Problem to work on: Identify the lines that contain the word "Market", then copy them.

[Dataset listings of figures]
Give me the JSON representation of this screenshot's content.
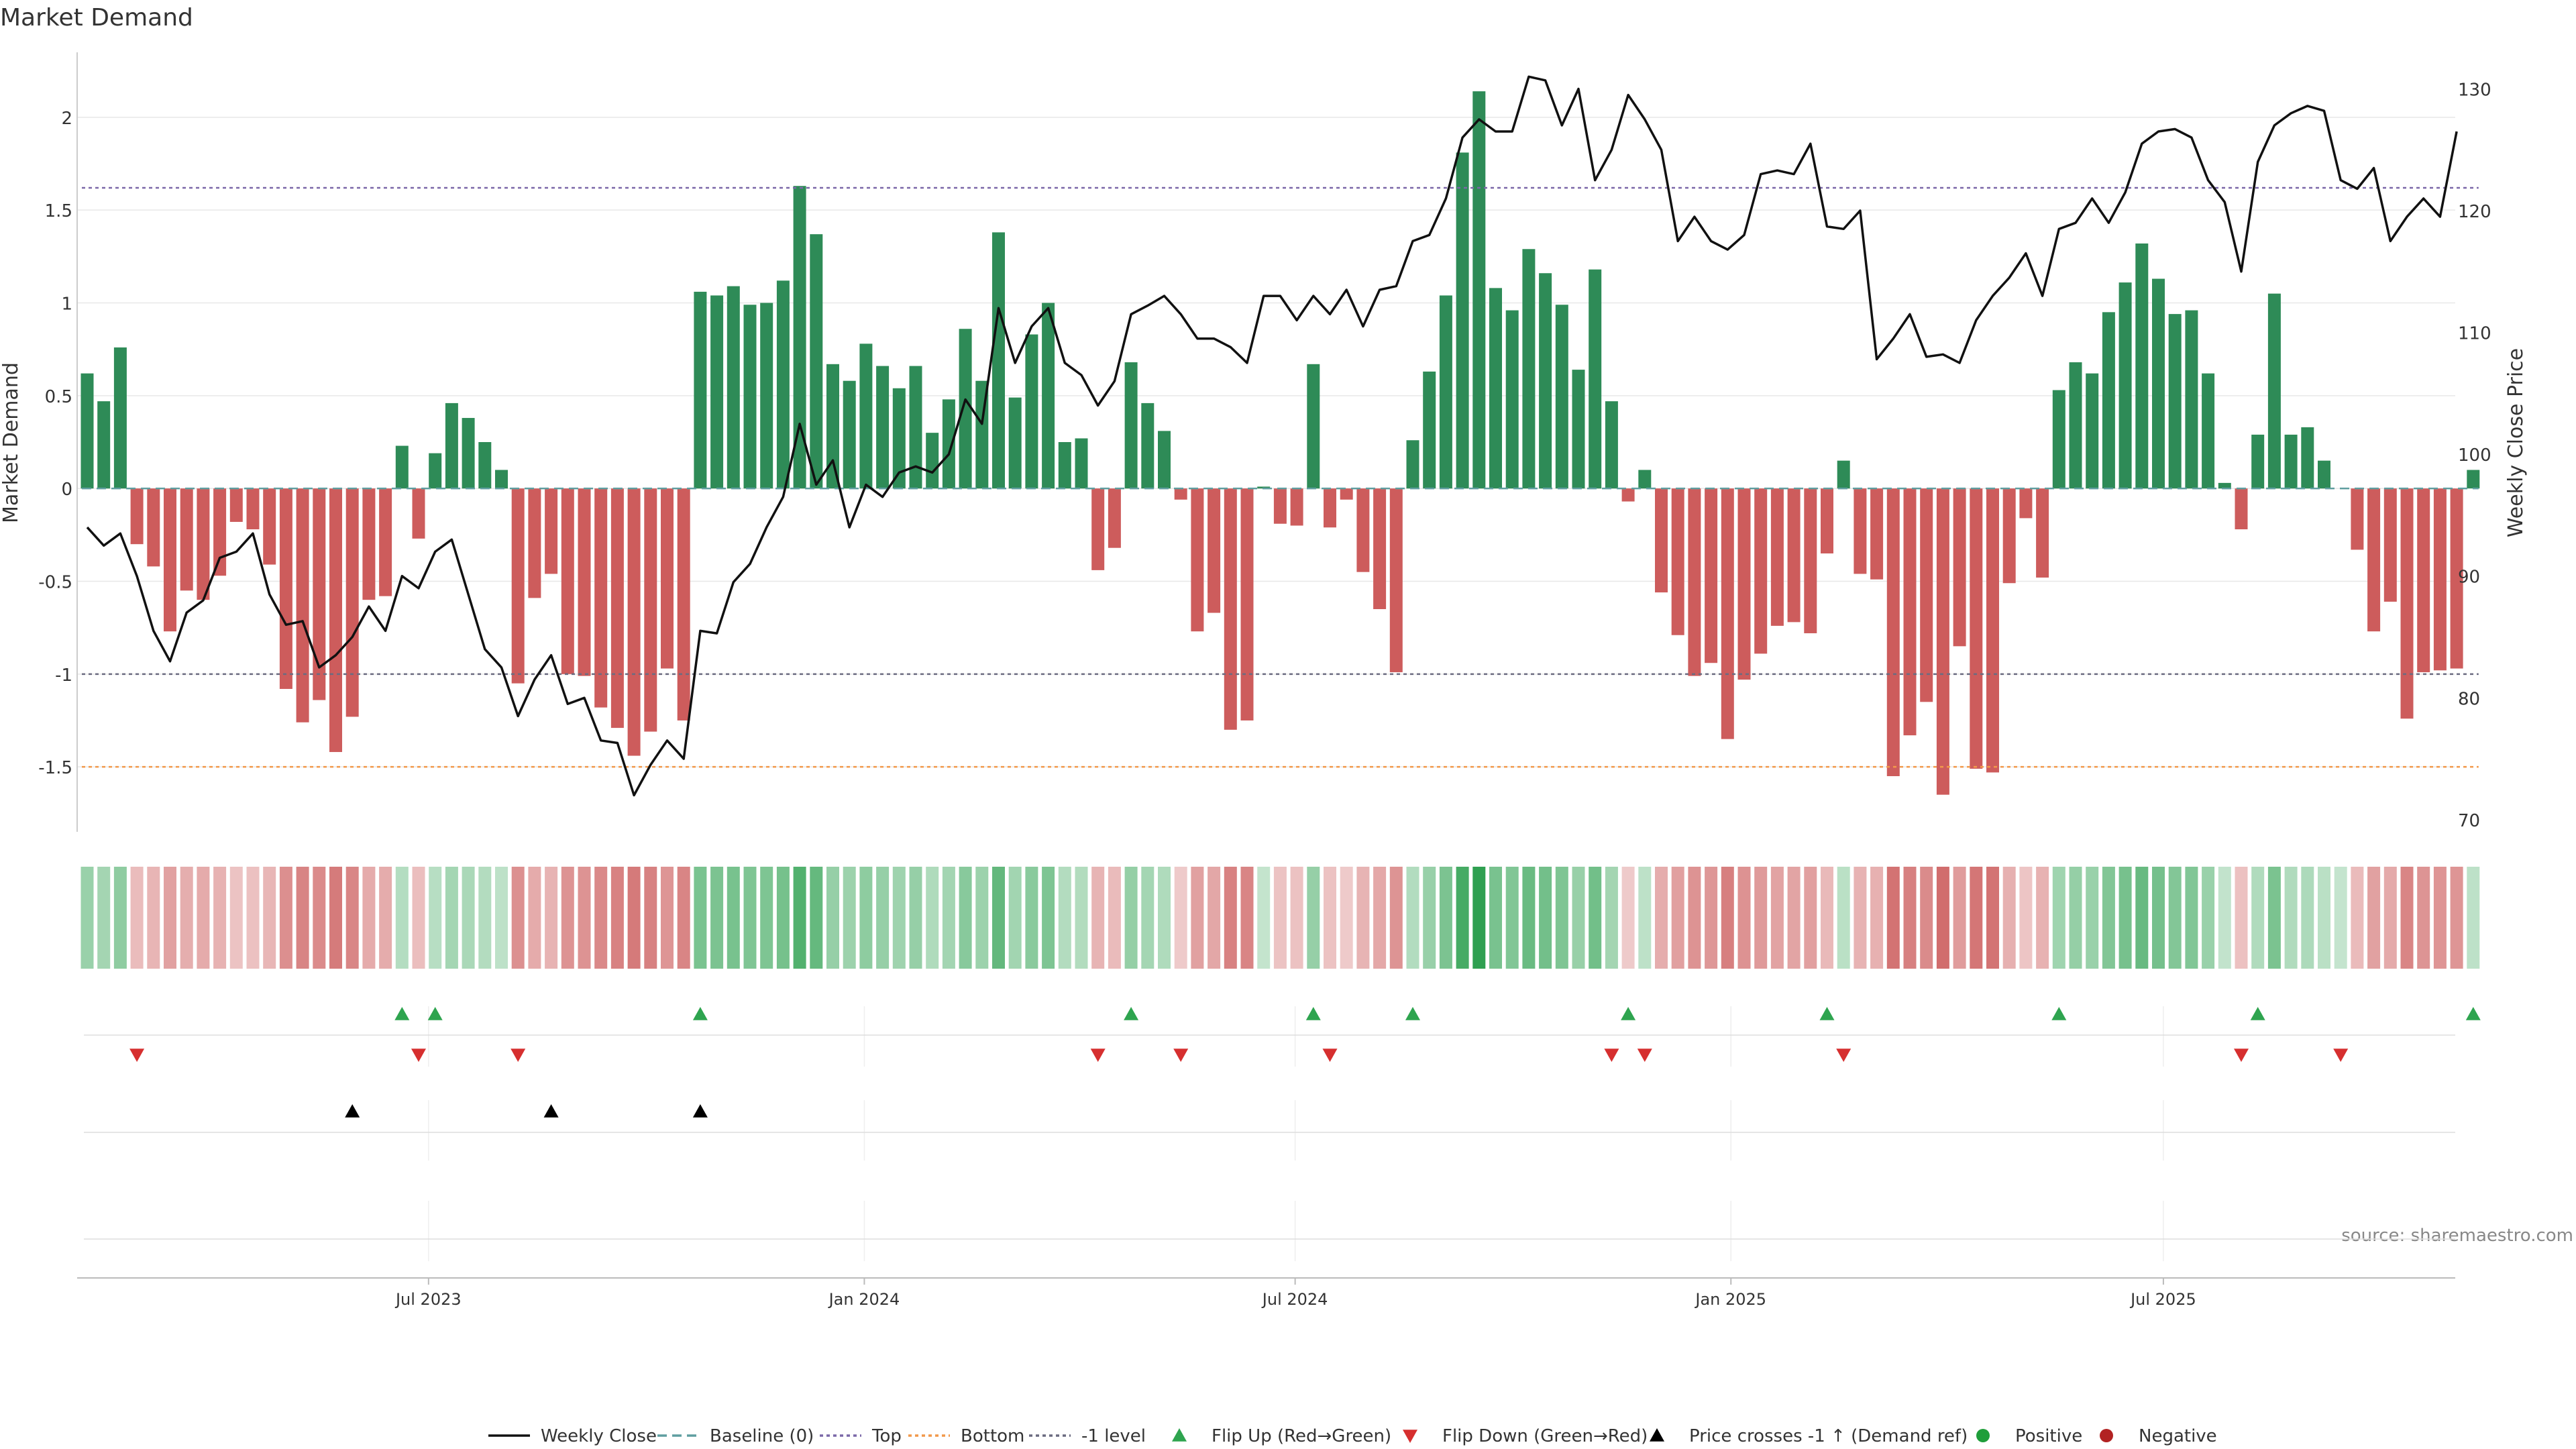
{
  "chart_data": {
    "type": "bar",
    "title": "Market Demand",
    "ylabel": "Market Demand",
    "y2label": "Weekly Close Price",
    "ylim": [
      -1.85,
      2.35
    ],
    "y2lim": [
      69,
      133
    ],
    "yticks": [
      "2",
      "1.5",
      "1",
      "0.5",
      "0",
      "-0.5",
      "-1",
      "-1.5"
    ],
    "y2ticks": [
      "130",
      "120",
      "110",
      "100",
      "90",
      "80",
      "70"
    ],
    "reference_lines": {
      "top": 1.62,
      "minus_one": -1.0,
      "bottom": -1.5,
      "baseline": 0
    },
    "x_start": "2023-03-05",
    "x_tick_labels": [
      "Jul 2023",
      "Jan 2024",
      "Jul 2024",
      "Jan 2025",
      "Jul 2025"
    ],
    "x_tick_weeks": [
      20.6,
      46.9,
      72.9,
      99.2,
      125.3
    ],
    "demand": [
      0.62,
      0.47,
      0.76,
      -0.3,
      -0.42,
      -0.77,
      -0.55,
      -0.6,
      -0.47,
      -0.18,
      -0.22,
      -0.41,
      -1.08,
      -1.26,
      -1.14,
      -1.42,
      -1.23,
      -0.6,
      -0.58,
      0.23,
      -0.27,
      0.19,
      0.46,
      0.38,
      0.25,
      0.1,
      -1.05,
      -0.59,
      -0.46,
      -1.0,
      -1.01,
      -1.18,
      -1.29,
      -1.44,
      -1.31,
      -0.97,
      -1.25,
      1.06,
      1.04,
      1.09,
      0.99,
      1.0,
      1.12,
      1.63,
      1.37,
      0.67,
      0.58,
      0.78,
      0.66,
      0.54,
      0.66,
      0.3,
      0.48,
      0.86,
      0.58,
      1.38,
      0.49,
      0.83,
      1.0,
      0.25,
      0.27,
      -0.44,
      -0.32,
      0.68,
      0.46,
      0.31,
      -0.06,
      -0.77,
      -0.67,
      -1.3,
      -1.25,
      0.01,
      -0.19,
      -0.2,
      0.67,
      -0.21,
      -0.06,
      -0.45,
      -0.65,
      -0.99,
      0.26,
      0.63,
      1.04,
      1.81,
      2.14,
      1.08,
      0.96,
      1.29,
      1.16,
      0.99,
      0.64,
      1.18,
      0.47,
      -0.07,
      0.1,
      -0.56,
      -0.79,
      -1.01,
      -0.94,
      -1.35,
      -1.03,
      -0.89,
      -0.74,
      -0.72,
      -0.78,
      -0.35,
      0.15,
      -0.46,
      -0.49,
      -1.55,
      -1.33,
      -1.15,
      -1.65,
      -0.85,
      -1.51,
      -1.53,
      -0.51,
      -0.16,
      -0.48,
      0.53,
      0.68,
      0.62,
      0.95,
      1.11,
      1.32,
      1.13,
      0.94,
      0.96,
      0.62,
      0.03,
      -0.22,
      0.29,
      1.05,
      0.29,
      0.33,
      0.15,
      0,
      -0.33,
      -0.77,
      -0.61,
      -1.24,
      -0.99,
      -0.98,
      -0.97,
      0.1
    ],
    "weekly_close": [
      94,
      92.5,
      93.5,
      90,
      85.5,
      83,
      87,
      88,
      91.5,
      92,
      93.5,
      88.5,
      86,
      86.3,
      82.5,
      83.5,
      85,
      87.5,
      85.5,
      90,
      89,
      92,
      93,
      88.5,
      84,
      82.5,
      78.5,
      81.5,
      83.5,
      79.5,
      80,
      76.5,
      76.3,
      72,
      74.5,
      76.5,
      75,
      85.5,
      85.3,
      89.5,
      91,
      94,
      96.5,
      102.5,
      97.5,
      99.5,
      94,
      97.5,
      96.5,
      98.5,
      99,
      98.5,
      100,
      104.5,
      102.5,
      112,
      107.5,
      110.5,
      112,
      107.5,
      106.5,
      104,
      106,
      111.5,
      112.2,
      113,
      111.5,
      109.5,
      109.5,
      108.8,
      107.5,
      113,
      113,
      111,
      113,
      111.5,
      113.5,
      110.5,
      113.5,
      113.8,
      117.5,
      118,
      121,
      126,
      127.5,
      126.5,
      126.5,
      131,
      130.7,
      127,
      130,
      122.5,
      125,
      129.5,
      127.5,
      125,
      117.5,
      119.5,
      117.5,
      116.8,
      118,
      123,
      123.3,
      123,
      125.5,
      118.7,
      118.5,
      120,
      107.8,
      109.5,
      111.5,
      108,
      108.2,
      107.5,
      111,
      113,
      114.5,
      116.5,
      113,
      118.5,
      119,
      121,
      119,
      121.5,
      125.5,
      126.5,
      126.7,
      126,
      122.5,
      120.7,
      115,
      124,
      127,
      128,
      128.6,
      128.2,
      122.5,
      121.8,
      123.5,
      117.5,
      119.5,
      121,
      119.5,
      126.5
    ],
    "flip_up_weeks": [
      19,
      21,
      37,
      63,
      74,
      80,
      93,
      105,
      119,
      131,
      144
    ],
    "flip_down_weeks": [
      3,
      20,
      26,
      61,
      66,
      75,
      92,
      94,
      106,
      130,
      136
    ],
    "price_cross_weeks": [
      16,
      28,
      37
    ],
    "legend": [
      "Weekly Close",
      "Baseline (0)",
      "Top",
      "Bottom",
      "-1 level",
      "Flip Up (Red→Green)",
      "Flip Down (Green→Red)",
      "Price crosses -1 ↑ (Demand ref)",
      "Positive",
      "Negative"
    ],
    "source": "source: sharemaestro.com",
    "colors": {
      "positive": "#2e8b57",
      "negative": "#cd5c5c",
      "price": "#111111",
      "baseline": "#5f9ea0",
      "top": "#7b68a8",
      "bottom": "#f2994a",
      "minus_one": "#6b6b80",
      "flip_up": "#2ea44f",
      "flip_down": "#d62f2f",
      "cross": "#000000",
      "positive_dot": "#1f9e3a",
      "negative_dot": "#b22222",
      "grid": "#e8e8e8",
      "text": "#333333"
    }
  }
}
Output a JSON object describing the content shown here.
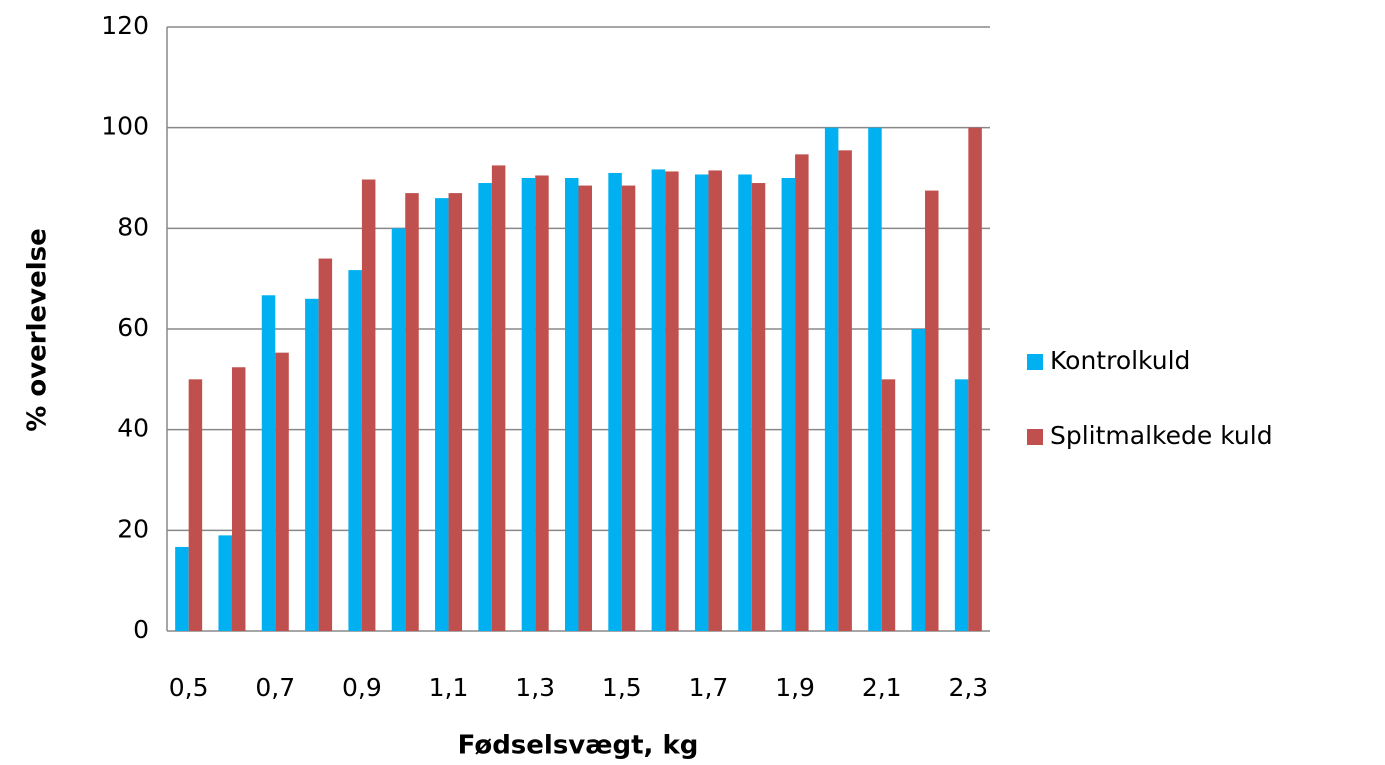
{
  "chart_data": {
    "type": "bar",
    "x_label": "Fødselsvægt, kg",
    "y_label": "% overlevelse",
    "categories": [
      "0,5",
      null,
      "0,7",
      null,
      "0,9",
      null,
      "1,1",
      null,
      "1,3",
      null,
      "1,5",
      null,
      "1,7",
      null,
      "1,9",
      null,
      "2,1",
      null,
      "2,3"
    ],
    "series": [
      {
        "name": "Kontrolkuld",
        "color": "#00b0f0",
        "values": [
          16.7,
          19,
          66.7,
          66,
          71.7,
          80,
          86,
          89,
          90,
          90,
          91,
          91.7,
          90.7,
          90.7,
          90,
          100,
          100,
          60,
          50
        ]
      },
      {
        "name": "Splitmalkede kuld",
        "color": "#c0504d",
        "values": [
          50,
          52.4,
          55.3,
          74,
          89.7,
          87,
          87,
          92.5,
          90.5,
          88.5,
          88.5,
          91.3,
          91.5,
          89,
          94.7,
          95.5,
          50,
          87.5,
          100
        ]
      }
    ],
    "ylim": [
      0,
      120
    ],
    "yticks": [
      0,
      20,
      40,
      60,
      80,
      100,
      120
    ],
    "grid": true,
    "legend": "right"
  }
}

Answer for the task:
    "title": "Market Demand",
    "ylabel": "Market Demand",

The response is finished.